Find every line in the records below that holds the word "katta", and copy each one.

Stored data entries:
────────────────

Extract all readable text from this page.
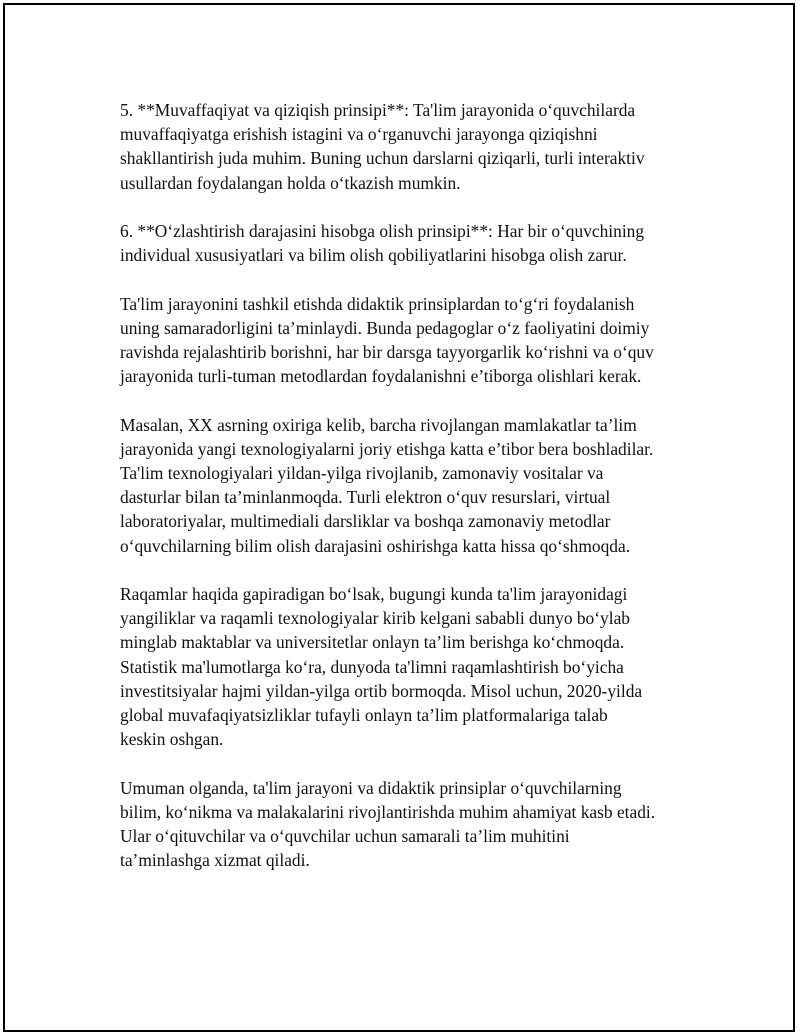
5. **Muvaffaqiyat va qiziqish prinsipi**: Ta'lim jarayonida oʻquvchilarda
muvaffaqiyatga erishish istagini va oʻrganuvchi jarayonga qiziqishni
shakllantirish juda muhim. Buning uchun darslarni qiziqarli, turli interaktiv
usullardan foydalangan holda oʻtkazish mumkin.

6. **Oʻzlashtirish darajasini hisobga olish prinsipi**: Har bir oʻquvchining
individual xususiyatlari va bilim olish qobiliyatlarini hisobga olish zarur.

Ta'lim jarayonini tashkil etishda didaktik prinsiplardan toʻgʻri foydalanish
uning samaradorligini ta’minlaydi. Bunda pedagoglar oʻz faoliyatini doimiy
ravishda rejalashtirib borishni, har bir darsga tayyorgarlik koʻrishni va oʻquv
jarayonida turli-tuman metodlardan foydalanishni e’tiborga olishlari kerak.

Masalan, XX asrning oxiriga kelib, barcha rivojlangan mamlakatlar ta’lim
jarayonida yangi texnologiyalarni joriy etishga katta e’tibor bera boshladilar.
Ta'lim texnologiyalari yildan-yilga rivojlanib, zamonaviy vositalar va
dasturlar bilan ta’minlanmoqda. Turli elektron oʻquv resurslari, virtual
laboratoriyalar, multimediali darsliklar va boshqa zamonaviy metodlar
oʻquvchilarning bilim olish darajasini oshirishga katta hissa qoʻshmoqda.

Raqamlar haqida gapiradigan boʻlsak, bugungi kunda ta'lim jarayonidagi
yangiliklar va raqamli texnologiyalar kirib kelgani sababli dunyo boʻylab
minglab maktablar va universitetlar onlayn ta’lim berishga koʻchmoqda.
Statistik ma'lumotlarga koʻra, dunyoda ta'limni raqamlashtirish boʻyicha
investitsiyalar hajmi yildan-yilga ortib bormoqda. Misol uchun, 2020-yilda
global muvafaqiyatsizliklar tufayli onlayn ta’lim platformalariga talab
keskin oshgan.

Umuman olganda, ta'lim jarayoni va didaktik prinsiplar oʻquvchilarning
bilim, koʻnikma va malakalarini rivojlantirishda muhim ahamiyat kasb etadi.
Ular oʻqituvchilar va oʻquvchilar uchun samarali ta’lim muhitini
ta’minlashga xizmat qiladi.
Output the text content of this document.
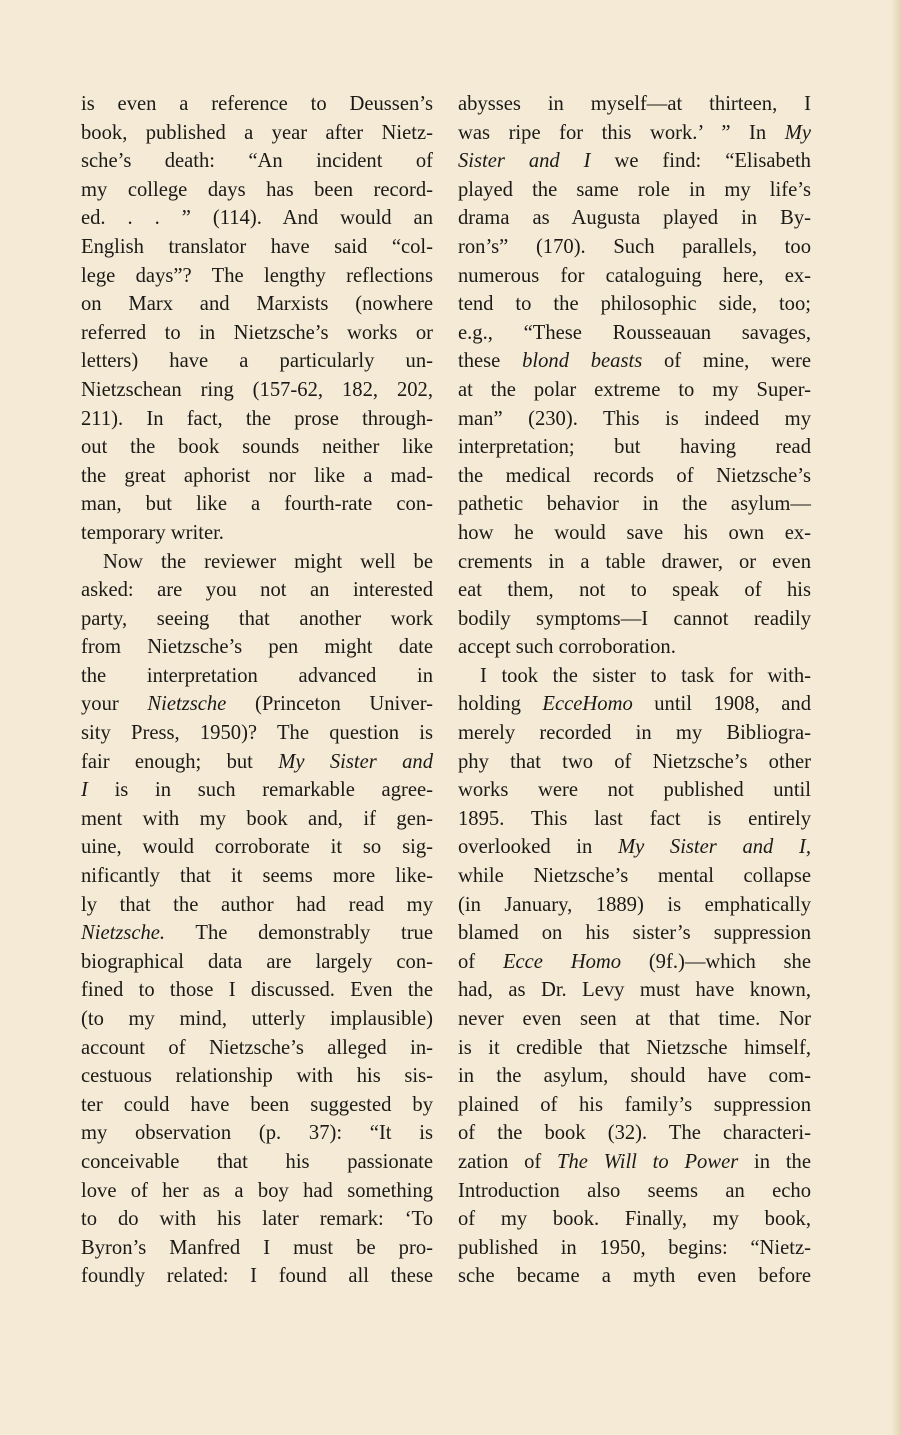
is even a reference to Deussen’s
book, published a year after Nietz-
sche’s death: “An incident of
my college days has been record-
ed. . . ” (114). And would an
English translator have said “col-
lege days”? The lengthy reflections
on Marx and Marxists (nowhere
referred to in Nietzsche’s works or
letters) have a particularly un-
Nietzschean ring (157-62, 182, 202,
211). In fact, the prose through-
out the book sounds neither like
the great aphorist nor like a mad-
man, but like a fourth-rate con-
temporary writer.
Now the reviewer might well be
asked: are you not an interested
party, seeing that another work
from Nietzsche’s pen might date
the interpretation advanced in
your Nietzsche (Princeton Univer-
sity Press, 1950)? The question is
fair enough; but My Sister and
I is in such remarkable agree-
ment with my book and, if gen-
uine, would corroborate it so sig-
nificantly that it seems more like-
ly that the author had read my
Nietzsche. The demonstrably true
biographical data are largely con-
fined to those I discussed. Even the
(to my mind, utterly implausible)
account of Nietzsche’s alleged in-
cestuous relationship with his sis-
ter could have been suggested by
my observation (p. 37): “It is
conceivable that his passionate
love of her as a boy had something
to do with his later remark: ‘To
Byron’s Manfred I must be pro-
foundly related: I found all these
abysses in myself—at thirteen, I
was ripe for this work.’ ” In My
Sister and I we find: “Elisabeth
played the same role in my life’s
drama as Augusta played in By-
ron’s” (170). Such parallels, too
numerous for cataloguing here, ex-
tend to the philosophic side, too;
e.g., “These Rousseauan savages,
these blond beasts of mine, were
at the polar extreme to my Super-
man” (230). This is indeed my
interpretation; but having read
the medical records of Nietzsche’s
pathetic behavior in the asylum—
how he would save his own ex-
crements in a table drawer, or even
eat them, not to speak of his
bodily symptoms—I cannot readily
accept such corroboration.
I took the sister to task for with-
holding EcceHomo until 1908, and
merely recorded in my Bibliogra-
phy that two of Nietzsche’s other
works were not published until
1895. This last fact is entirely
overlooked in My Sister and I,
while Nietzsche’s mental collapse
(in January, 1889) is emphatically
blamed on his sister’s suppression
of Ecce Homo (9f.)—which she
had, as Dr. Levy must have known,
never even seen at that time. Nor
is it credible that Nietzsche himself,
in the asylum, should have com-
plained of his family’s suppression
of the book (32). The characteri-
zation of The Will to Power in the
Introduction also seems an echo
of my book. Finally, my book,
published in 1950, begins: “Nietz-
sche became a myth even before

────────────────

▸ The output
jarayonida yangi texnologiyalarni joriy etishga katta e’tibor bera boshladilar.
oʻquvchilarning bilim olish darajasini oshirishga katta hissa qoʻshmoqda.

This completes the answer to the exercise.